[start]
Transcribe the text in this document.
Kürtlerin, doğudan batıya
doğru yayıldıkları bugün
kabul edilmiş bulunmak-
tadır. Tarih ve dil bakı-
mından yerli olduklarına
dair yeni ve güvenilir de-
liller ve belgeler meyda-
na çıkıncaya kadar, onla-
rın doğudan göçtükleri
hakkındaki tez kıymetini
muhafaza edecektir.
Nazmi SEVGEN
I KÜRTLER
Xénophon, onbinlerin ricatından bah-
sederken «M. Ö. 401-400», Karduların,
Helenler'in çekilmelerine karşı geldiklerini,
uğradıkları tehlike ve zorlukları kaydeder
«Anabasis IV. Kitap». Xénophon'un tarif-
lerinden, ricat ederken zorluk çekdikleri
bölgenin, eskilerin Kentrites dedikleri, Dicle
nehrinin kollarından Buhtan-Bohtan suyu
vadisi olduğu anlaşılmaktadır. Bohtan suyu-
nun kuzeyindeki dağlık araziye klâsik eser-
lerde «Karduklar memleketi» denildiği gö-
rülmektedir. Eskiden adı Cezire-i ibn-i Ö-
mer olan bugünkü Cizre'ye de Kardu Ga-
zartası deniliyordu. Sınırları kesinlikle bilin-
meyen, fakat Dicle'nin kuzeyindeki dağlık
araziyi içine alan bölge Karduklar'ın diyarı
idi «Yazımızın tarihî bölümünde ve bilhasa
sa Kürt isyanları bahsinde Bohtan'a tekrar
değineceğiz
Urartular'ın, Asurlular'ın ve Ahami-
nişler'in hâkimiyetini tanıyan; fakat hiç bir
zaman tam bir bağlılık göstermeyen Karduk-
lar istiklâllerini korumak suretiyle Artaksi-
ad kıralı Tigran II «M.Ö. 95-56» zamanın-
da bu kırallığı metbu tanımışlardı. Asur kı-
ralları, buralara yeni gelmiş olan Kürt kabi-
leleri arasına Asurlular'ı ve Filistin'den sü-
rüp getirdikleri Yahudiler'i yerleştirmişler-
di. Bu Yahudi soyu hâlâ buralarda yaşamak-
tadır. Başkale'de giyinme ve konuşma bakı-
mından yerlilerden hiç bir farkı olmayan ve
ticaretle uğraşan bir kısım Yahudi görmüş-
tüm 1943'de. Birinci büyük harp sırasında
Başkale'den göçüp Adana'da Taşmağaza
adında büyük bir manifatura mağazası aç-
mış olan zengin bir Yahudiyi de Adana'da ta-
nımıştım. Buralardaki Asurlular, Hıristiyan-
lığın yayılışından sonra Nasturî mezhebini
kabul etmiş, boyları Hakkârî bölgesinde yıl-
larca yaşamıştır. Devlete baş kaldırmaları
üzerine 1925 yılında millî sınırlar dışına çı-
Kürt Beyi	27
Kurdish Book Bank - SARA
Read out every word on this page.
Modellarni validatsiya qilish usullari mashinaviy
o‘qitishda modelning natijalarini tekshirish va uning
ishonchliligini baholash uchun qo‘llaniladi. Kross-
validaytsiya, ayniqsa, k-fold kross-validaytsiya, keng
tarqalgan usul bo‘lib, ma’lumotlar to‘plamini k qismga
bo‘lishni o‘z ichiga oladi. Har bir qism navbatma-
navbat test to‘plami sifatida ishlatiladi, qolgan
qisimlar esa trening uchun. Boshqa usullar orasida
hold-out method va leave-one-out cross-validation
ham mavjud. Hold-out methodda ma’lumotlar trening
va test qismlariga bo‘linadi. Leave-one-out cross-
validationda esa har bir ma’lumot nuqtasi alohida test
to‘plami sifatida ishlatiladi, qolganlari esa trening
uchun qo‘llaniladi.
[end]
_Aim_. Identify every line where the string "Adana" appears.

_Answer to the task_.
Başkale'den göçüp Adana'da Taşmağaza
mış olan zengin bir Yahudiyi de Adana'da ta-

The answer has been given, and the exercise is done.